# [THE TASK]
Only the number is wanted: count the lines in the data with "JSON" in them.

-- START OF MATERIALS PROVIDED --

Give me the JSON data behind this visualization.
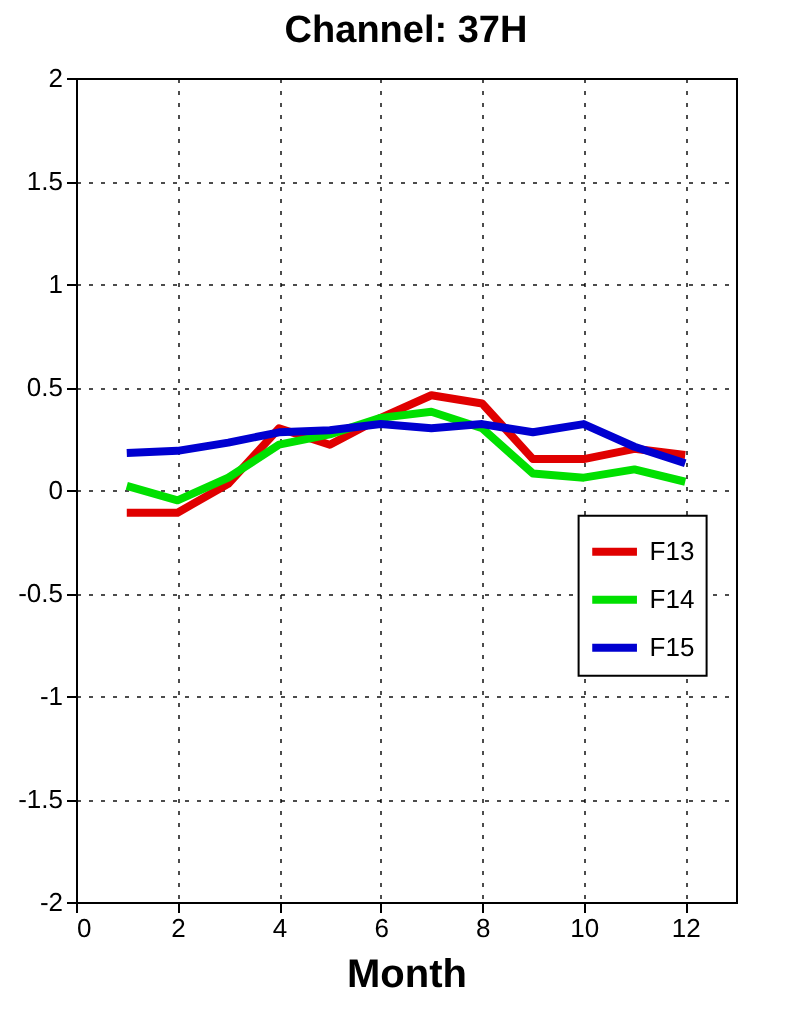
{
  "chart_data": {
    "type": "line",
    "title": "Channel: 37H",
    "xlabel": "Month",
    "x": [
      1,
      2,
      3,
      4,
      5,
      6,
      7,
      8,
      9,
      10,
      11,
      12
    ],
    "series": [
      {
        "name": "F13",
        "color": "#e00000",
        "values": [
          -0.11,
          -0.11,
          0.03,
          0.3,
          0.22,
          0.35,
          0.46,
          0.42,
          0.15,
          0.15,
          0.2,
          0.17
        ]
      },
      {
        "name": "F14",
        "color": "#00e000",
        "values": [
          0.02,
          -0.05,
          0.06,
          0.22,
          0.27,
          0.35,
          0.38,
          0.3,
          0.08,
          0.06,
          0.1,
          0.04
        ]
      },
      {
        "name": "F15",
        "color": "#0000d0",
        "values": [
          0.18,
          0.19,
          0.23,
          0.28,
          0.29,
          0.32,
          0.3,
          0.32,
          0.28,
          0.32,
          0.21,
          0.13
        ]
      }
    ],
    "xlim": [
      0,
      13
    ],
    "xticks": [
      0,
      2,
      4,
      6,
      8,
      10,
      12
    ],
    "ylim": [
      -2,
      2
    ],
    "yticks": [
      -2,
      -1.5,
      -1,
      -0.5,
      0,
      0.5,
      1,
      1.5,
      2
    ],
    "grid": true,
    "legend": "right",
    "line_style": "solid"
  }
}
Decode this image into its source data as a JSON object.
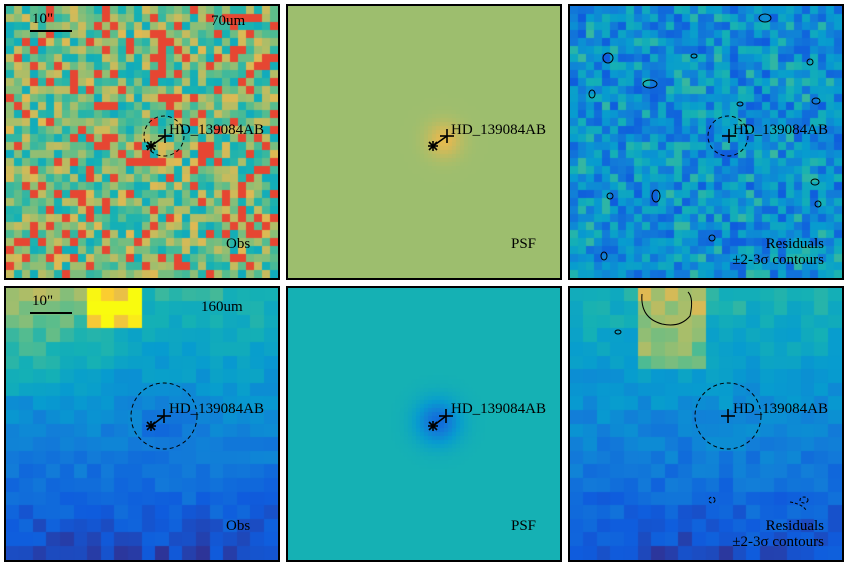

-- END OF MATERIALS PROVIDED --

# [SOLUTION FOR THIS PROBLEM]
2